• Task to carry out: Repeat each entry as written, dropping any picture you find.

= = = = =

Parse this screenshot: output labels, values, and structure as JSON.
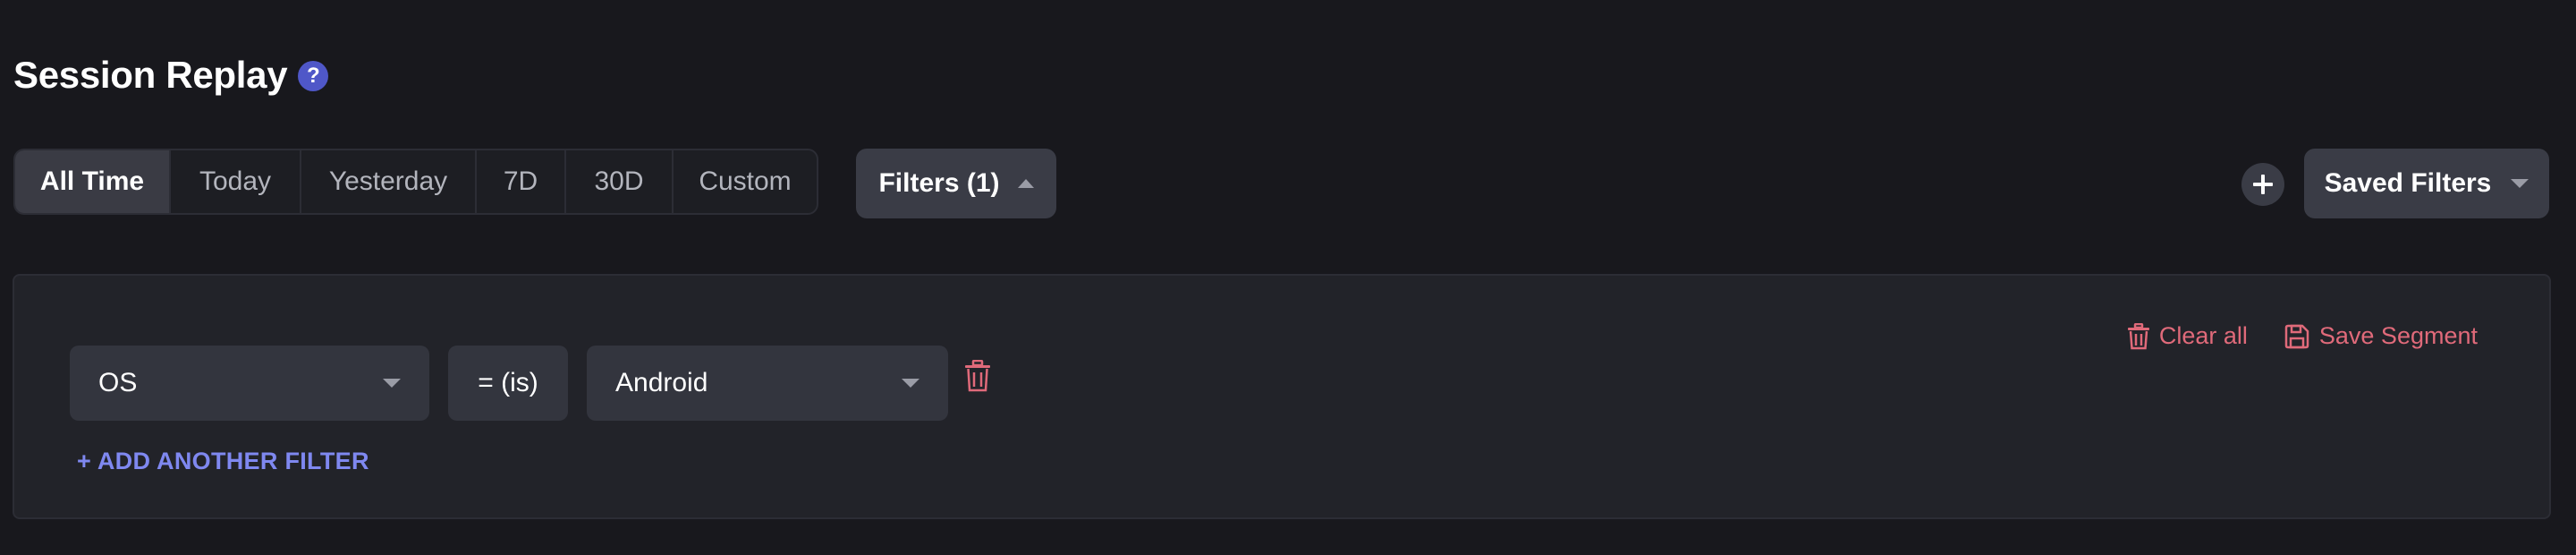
{
  "header": {
    "title": "Session Replay",
    "help_glyph": "?"
  },
  "date_range": {
    "options": [
      "All Time",
      "Today",
      "Yesterday",
      "7D",
      "30D",
      "Custom"
    ],
    "selected": "All Time"
  },
  "filters_toggle": {
    "label": "Filters (1)",
    "expanded": true
  },
  "saved_filters": {
    "label": "Saved Filters"
  },
  "filter_panel": {
    "actions": {
      "clear_all": "Clear all",
      "save_segment": "Save Segment"
    },
    "filters": [
      {
        "field": "OS",
        "operator": "= (is)",
        "value": "Android"
      }
    ],
    "add_filter_label": "+ ADD ANOTHER FILTER"
  },
  "colors": {
    "background": "#18181d",
    "panel": "#222329",
    "control": "#33353e",
    "accent_link": "#7f88f0",
    "danger": "#e06a7a",
    "help_badge": "#4f57c8"
  }
}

= = = = =

• Written response:
Parse this screenshot: output labels, values, and structure as JSON.
{
  "header": {
    "title": "Session Replay",
    "help_glyph": "?"
  },
  "date_range": {
    "options": [
      "All Time",
      "Today",
      "Yesterday",
      "7D",
      "30D",
      "Custom"
    ],
    "selected": "All Time"
  },
  "filters_toggle": {
    "label": "Filters (1)",
    "expanded": true
  },
  "saved_filters": {
    "label": "Saved Filters"
  },
  "filter_panel": {
    "actions": {
      "clear_all": "Clear all",
      "save_segment": "Save Segment"
    },
    "filters": [
      {
        "field": "OS",
        "operator": "= (is)",
        "value": "Android"
      }
    ],
    "add_filter_label": "+ ADD ANOTHER FILTER"
  },
  "colors": {
    "background": "#18181d",
    "panel": "#222329",
    "control": "#33353e",
    "accent_link": "#7f88f0",
    "danger": "#e06a7a",
    "help_badge": "#4f57c8"
  }
}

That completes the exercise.